Copy every line in the records below that contains the word "scattering".

## start TASK INPUTS

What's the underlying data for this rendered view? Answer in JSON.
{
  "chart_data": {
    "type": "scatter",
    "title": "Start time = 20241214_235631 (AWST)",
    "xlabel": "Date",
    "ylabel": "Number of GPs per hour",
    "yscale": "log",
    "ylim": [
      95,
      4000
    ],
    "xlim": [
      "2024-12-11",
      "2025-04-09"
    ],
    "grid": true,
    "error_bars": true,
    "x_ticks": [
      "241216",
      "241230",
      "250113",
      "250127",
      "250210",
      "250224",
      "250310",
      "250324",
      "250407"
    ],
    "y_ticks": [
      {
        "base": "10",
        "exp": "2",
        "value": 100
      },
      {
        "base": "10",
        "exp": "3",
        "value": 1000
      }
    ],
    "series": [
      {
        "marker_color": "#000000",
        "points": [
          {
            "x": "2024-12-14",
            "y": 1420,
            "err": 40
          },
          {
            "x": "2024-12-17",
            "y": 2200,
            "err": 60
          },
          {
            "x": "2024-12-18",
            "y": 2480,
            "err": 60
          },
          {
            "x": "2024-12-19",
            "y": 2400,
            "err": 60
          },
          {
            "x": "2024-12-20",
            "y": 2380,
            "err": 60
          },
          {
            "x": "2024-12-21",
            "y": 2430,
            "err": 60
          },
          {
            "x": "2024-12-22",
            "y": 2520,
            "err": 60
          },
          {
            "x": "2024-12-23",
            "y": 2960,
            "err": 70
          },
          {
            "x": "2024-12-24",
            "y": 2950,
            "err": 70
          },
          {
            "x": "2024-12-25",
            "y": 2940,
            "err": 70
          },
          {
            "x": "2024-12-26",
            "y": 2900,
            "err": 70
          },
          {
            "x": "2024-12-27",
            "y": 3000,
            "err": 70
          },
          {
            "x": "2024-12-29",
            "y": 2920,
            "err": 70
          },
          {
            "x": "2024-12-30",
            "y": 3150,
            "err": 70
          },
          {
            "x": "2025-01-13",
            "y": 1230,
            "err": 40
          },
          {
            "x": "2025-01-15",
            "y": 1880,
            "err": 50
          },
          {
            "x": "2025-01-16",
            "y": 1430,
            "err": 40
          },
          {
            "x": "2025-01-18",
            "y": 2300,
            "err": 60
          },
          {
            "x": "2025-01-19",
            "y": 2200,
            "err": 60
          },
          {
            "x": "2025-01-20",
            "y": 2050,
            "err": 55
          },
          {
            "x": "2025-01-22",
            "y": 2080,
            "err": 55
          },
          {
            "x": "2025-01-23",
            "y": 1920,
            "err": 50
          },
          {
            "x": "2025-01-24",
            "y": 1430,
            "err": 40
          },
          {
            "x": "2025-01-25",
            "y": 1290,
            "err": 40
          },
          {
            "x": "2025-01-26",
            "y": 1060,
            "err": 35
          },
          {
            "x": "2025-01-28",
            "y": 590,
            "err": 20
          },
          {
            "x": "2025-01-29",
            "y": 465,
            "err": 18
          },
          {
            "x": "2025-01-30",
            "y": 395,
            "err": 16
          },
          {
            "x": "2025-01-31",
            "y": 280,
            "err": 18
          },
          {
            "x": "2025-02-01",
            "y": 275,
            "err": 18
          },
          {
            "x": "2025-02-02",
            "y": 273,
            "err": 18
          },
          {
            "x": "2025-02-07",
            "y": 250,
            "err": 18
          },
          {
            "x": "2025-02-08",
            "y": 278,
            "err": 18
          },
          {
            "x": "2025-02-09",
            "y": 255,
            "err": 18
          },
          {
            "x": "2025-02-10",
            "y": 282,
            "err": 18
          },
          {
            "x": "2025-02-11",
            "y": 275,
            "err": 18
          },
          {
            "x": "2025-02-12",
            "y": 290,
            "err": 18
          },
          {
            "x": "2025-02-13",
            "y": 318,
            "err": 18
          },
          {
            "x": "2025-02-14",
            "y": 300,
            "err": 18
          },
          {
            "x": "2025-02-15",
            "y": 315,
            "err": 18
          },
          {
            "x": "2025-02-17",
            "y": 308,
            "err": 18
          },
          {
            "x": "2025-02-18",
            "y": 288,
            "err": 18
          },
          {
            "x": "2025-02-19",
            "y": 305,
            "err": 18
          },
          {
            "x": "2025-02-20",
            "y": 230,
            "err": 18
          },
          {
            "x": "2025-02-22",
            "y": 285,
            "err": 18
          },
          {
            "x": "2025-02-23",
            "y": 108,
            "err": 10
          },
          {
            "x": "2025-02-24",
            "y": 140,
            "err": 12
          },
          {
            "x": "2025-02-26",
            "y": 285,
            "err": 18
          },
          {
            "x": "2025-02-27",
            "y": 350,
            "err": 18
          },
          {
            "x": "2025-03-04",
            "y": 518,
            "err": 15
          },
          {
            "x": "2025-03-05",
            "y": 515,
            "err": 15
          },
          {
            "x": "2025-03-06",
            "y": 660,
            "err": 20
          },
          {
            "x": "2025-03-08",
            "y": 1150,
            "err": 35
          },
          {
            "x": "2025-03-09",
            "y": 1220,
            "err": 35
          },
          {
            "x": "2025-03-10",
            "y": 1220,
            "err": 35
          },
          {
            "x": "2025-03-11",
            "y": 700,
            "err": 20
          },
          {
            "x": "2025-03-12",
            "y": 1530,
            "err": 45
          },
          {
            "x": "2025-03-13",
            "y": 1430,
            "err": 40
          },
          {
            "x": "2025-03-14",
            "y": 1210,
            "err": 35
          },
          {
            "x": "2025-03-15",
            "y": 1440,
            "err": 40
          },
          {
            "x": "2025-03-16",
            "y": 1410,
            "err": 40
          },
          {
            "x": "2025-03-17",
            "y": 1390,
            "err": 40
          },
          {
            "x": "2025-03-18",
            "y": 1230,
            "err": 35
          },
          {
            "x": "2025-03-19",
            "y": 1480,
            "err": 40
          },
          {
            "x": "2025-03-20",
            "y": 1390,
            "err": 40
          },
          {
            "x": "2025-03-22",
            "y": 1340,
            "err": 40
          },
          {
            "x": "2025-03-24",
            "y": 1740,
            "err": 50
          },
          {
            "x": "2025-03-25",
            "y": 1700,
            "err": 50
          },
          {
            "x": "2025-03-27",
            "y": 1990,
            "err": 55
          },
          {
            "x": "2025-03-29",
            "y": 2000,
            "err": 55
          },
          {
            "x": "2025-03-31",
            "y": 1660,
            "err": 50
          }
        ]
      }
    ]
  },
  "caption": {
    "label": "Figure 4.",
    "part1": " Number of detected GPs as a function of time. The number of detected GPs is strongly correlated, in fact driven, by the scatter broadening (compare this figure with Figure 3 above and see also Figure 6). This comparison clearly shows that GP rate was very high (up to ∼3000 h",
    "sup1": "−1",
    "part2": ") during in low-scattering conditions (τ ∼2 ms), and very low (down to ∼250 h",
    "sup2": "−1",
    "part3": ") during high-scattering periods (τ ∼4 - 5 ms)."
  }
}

## end TASK INPUTS

● EXERCISE OUTPUT:
    "part2": ") during in low-scattering conditions (τ ∼2 ms), and very low (down to ∼250 h",
    "part3": ") during high-scattering periods (τ ∼4 - 5 ms)."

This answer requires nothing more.